■ What is expected
Tally up how many lines in the listing below contain the string "الرسول", and give only the total.

■ Data listing
##########

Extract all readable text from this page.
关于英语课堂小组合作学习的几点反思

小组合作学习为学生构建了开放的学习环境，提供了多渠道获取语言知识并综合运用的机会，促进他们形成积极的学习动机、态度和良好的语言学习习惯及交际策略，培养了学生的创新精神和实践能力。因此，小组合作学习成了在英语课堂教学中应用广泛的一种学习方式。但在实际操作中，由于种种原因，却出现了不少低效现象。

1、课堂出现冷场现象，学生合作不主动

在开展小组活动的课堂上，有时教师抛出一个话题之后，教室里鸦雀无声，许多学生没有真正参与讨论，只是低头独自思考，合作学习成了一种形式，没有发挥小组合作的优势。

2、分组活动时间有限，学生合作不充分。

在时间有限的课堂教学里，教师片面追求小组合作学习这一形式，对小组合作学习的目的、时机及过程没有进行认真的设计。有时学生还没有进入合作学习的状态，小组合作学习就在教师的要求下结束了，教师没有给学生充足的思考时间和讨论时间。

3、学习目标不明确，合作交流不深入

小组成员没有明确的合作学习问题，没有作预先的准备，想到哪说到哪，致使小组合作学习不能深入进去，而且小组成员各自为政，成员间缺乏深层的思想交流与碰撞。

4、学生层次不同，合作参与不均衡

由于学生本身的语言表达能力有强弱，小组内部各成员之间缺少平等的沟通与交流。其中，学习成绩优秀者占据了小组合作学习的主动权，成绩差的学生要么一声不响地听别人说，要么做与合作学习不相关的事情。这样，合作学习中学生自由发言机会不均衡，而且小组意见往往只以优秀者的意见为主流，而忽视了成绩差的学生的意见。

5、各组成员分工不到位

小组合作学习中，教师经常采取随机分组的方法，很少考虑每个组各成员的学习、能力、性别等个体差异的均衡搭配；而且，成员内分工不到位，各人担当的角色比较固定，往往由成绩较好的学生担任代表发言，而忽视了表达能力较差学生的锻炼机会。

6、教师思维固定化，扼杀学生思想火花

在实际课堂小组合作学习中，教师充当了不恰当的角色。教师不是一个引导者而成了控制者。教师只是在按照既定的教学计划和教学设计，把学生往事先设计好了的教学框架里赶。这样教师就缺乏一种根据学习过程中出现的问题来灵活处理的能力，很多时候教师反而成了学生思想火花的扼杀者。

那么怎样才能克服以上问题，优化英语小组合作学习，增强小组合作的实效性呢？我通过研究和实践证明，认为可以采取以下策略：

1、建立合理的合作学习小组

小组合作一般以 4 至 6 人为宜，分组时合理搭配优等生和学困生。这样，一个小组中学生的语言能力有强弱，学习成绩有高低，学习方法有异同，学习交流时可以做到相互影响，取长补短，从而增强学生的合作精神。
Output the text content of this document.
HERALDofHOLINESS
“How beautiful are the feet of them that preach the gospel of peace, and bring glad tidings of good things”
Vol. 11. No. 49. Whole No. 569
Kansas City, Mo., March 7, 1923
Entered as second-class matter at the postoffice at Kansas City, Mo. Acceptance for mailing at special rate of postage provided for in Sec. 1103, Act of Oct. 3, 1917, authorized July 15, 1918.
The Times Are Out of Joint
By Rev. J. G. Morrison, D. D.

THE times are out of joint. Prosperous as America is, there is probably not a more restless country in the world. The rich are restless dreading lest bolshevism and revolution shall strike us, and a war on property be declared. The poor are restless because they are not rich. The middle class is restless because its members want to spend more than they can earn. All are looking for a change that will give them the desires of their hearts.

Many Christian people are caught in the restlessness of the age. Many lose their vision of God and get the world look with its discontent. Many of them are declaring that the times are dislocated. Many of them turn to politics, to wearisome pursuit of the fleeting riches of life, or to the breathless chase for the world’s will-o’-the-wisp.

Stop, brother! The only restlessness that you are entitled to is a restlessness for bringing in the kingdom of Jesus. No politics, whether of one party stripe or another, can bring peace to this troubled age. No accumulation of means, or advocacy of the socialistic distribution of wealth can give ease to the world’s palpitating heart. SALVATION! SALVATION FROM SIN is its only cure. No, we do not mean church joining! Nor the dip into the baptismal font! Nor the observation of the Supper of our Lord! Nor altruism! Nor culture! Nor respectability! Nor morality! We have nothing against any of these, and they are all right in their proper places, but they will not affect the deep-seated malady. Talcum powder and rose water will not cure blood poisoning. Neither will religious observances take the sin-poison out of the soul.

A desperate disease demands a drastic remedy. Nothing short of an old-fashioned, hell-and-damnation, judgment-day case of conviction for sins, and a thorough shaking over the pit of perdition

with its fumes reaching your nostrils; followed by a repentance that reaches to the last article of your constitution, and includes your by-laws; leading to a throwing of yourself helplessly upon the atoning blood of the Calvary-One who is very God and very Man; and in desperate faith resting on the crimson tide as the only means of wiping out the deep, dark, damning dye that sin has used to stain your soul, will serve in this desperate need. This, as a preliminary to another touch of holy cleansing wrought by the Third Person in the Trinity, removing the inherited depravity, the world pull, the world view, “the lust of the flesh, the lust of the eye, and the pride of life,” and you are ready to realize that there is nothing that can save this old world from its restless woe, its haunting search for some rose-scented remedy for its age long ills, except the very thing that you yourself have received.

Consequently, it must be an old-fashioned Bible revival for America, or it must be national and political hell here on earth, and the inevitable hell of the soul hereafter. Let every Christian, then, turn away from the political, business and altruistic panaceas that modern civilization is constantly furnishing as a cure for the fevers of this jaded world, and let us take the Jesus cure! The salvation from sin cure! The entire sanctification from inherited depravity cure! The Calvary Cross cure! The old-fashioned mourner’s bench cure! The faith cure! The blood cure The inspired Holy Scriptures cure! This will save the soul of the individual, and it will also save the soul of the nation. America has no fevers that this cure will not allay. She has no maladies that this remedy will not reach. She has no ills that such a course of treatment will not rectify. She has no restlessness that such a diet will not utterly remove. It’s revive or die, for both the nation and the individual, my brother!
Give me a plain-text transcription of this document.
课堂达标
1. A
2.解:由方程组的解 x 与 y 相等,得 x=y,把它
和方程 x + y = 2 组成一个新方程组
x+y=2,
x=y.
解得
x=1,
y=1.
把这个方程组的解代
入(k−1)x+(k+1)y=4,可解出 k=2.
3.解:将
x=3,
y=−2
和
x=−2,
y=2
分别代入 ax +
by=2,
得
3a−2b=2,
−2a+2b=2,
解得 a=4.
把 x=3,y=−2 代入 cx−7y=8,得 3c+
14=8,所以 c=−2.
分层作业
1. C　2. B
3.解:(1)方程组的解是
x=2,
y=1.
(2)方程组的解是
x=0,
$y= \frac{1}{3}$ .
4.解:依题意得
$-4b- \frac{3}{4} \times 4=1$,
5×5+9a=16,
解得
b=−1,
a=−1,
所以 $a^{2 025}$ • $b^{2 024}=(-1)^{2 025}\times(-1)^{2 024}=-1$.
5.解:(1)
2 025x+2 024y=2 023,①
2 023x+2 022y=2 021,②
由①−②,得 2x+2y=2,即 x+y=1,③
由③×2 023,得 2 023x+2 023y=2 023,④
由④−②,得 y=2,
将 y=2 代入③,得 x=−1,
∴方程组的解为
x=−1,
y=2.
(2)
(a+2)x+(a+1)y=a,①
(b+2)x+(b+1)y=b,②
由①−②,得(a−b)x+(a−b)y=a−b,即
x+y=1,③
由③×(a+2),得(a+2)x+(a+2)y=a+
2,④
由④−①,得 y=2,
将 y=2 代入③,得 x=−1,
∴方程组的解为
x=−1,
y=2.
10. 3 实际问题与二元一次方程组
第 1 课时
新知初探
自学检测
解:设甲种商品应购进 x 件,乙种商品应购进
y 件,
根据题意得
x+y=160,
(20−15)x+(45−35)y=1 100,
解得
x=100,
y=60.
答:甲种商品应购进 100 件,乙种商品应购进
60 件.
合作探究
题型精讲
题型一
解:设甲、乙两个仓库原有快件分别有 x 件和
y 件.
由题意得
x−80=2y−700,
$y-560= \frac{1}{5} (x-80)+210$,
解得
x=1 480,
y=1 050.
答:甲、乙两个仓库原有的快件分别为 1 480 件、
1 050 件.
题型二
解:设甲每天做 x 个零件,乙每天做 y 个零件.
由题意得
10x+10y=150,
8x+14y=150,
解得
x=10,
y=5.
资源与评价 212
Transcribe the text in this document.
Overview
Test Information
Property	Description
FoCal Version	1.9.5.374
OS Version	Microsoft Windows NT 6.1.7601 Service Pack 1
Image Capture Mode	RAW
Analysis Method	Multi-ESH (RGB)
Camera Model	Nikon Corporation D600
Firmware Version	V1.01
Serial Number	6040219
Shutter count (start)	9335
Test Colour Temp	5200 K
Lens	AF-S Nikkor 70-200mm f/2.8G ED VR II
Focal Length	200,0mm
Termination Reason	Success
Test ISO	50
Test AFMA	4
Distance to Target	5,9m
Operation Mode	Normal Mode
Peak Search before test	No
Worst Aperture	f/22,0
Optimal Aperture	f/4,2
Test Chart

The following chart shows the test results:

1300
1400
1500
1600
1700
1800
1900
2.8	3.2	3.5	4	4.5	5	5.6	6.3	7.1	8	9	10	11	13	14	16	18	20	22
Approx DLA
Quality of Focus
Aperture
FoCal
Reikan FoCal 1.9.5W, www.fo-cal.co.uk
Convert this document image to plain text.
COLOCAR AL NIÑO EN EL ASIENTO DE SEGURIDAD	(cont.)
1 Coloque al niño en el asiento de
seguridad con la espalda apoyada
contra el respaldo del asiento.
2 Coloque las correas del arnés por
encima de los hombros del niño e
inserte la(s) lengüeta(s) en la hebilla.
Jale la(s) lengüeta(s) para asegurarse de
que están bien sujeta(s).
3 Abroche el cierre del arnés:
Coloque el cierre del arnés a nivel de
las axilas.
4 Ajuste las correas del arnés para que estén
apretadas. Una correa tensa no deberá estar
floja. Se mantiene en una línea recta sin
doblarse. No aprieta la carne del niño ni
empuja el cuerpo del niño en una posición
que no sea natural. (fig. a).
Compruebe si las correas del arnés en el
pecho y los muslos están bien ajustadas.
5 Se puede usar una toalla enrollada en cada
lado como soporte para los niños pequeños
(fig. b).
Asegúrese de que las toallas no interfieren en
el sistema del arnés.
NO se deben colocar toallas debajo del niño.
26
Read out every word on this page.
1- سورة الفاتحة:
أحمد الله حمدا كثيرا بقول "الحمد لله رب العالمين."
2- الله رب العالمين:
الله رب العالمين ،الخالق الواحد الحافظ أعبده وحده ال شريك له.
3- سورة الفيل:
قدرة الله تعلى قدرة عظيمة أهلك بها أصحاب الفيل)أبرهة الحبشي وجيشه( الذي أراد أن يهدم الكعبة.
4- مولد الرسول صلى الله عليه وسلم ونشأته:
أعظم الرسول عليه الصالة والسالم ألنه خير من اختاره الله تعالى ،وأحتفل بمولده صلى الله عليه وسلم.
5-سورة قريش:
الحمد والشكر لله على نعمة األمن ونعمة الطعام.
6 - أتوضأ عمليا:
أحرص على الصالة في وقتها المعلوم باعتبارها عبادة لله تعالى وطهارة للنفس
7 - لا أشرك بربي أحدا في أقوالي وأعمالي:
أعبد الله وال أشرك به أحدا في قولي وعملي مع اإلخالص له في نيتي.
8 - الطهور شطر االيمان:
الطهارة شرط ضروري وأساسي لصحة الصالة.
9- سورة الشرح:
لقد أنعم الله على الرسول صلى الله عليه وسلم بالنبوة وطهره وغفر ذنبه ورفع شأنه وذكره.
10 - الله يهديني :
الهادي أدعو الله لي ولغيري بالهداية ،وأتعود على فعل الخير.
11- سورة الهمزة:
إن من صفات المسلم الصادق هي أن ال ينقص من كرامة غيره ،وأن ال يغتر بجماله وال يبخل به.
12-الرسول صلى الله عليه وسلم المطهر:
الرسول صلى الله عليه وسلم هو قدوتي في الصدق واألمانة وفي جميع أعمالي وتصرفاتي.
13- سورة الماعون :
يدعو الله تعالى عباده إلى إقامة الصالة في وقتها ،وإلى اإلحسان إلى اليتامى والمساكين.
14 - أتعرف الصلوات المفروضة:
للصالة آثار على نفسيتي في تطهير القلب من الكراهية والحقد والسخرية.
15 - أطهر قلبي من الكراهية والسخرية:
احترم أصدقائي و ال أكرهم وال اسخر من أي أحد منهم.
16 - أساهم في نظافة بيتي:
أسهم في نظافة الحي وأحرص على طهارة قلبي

##########

■ Full solution
5